# Available records start

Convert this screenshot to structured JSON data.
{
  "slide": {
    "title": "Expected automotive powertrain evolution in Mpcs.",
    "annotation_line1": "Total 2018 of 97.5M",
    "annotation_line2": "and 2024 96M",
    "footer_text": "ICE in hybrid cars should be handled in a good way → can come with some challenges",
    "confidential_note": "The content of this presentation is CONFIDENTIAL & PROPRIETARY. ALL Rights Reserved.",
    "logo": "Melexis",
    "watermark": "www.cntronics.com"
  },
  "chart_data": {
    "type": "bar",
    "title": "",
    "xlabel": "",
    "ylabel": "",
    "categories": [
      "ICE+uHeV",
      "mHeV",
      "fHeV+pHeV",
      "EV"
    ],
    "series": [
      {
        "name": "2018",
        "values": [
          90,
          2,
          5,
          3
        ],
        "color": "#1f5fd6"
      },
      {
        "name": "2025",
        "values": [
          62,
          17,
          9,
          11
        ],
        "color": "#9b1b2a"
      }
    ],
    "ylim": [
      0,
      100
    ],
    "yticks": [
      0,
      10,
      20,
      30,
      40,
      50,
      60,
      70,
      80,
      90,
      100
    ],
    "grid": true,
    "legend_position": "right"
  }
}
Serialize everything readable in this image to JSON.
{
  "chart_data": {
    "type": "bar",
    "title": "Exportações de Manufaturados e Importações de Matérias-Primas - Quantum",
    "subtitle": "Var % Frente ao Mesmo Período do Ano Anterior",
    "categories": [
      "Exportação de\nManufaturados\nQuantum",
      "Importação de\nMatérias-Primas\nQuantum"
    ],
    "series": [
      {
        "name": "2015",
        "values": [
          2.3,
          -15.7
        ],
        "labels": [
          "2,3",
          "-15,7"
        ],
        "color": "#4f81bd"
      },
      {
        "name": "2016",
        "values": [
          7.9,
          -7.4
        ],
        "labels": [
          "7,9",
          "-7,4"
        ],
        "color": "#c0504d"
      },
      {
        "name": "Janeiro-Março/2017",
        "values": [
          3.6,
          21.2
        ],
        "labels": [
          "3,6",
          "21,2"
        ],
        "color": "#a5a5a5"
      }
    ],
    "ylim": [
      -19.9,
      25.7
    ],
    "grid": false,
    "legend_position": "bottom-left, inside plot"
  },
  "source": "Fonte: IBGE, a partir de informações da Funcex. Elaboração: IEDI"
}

# Available records end

=== Description of the task ===
Collect each line above holding the string "Primas".

=== Exercise result ===
    "title": "Exportações de Manufaturados e Importações de Matérias-Primas - Quantum",
      "Importação de\nMatérias-Primas\nQuantum"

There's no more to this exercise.